> _Direction_:
Return the listing below in full, with every line exactly as it is.

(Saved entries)
______________________________
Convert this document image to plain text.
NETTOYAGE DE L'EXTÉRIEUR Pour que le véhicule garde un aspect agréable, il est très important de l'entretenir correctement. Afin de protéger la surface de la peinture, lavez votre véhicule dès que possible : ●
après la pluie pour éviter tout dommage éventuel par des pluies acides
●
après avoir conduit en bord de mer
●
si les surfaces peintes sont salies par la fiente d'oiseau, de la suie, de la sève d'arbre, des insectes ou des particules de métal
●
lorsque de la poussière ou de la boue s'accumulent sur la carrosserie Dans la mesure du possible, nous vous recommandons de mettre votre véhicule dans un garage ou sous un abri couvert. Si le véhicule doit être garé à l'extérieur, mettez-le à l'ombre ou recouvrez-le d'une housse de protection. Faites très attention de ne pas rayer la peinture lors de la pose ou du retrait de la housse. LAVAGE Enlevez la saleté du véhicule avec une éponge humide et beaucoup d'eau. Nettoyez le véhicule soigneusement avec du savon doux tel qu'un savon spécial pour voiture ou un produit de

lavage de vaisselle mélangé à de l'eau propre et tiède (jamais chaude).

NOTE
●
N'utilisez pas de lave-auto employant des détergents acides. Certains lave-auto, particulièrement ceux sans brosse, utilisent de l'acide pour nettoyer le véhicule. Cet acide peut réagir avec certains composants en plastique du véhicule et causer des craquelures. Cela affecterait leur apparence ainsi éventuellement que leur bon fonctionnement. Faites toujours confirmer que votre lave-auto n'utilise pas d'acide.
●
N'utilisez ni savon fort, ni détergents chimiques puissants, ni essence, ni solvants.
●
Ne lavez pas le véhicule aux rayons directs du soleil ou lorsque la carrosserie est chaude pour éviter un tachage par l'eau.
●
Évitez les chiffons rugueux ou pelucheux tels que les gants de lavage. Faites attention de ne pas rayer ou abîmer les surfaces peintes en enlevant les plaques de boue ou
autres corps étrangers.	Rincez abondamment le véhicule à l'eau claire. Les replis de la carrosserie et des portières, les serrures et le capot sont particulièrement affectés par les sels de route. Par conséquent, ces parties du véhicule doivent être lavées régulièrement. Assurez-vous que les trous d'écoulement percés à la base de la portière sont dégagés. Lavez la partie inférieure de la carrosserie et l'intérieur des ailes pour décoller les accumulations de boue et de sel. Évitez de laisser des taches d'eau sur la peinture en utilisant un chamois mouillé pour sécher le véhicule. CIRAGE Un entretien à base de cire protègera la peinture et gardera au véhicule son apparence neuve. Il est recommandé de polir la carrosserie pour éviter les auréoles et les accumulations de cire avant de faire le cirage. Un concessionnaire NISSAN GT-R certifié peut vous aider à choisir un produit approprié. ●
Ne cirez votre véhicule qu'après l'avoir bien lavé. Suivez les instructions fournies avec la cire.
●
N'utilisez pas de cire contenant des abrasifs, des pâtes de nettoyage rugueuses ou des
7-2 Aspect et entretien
______________________________
> _Exercise response_:
Convert this document image to plain text.
NETTOYAGE DE L'EXTÉRIEUR Pour que le véhicule garde un aspect agréable, il est très important de l'entretenir correctement. Afin de protéger la surface de la peinture, lavez votre véhicule dès que possible : ●
après la pluie pour éviter tout dommage éventuel par des pluies acides
●
après avoir conduit en bord de mer
●
si les surfaces peintes sont salies par la fiente d'oiseau, de la suie, de la sève d'arbre, des insectes ou des particules de métal
●
lorsque de la poussière ou de la boue s'accumulent sur la carrosserie Dans la mesure du possible, nous vous recommandons de mettre votre véhicule dans un garage ou sous un abri couvert. Si le véhicule doit être garé à l'extérieur, mettez-le à l'ombre ou recouvrez-le d'une housse de protection. Faites très attention de ne pas rayer la peinture lors de la pose ou du retrait de la housse. LAVAGE Enlevez la saleté du véhicule avec une éponge humide et beaucoup d'eau. Nettoyez le véhicule soigneusement avec du savon doux tel qu'un savon spécial pour voiture ou un produit de

lavage de vaisselle mélangé à de l'eau propre et tiède (jamais chaude).

NOTE
●
N'utilisez pas de lave-auto employant des détergents acides. Certains lave-auto, particulièrement ceux sans brosse, utilisent de l'acide pour nettoyer le véhicule. Cet acide peut réagir avec certains composants en plastique du véhicule et causer des craquelures. Cela affecterait leur apparence ainsi éventuellement que leur bon fonctionnement. Faites toujours confirmer que votre lave-auto n'utilise pas d'acide.
●
N'utilisez ni savon fort, ni détergents chimiques puissants, ni essence, ni solvants.
●
Ne lavez pas le véhicule aux rayons directs du soleil ou lorsque la carrosserie est chaude pour éviter un tachage par l'eau.
●
Évitez les chiffons rugueux ou pelucheux tels que les gants de lavage. Faites attention de ne pas rayer ou abîmer les surfaces peintes en enlevant les plaques de boue ou
autres corps étrangers.	Rincez abondamment le véhicule à l'eau claire. Les replis de la carrosserie et des portières, les serrures et le capot sont particulièrement affectés par les sels de route. Par conséquent, ces parties du véhicule doivent être lavées régulièrement. Assurez-vous que les trous d'écoulement percés à la base de la portière sont dégagés. Lavez la partie inférieure de la carrosserie et l'intérieur des ailes pour décoller les accumulations de boue et de sel. Évitez de laisser des taches d'eau sur la peinture en utilisant un chamois mouillé pour sécher le véhicule. CIRAGE Un entretien à base de cire protègera la peinture et gardera au véhicule son apparence neuve. Il est recommandé de polir la carrosserie pour éviter les auréoles et les accumulations de cire avant de faire le cirage. Un concessionnaire NISSAN GT-R certifié peut vous aider à choisir un produit approprié. ●
Ne cirez votre véhicule qu'après l'avoir bien lavé. Suivez les instructions fournies avec la cire.
●
N'utilisez pas de cire contenant des abrasifs, des pâtes de nettoyage rugueuses ou des
7-2 Aspect et entretien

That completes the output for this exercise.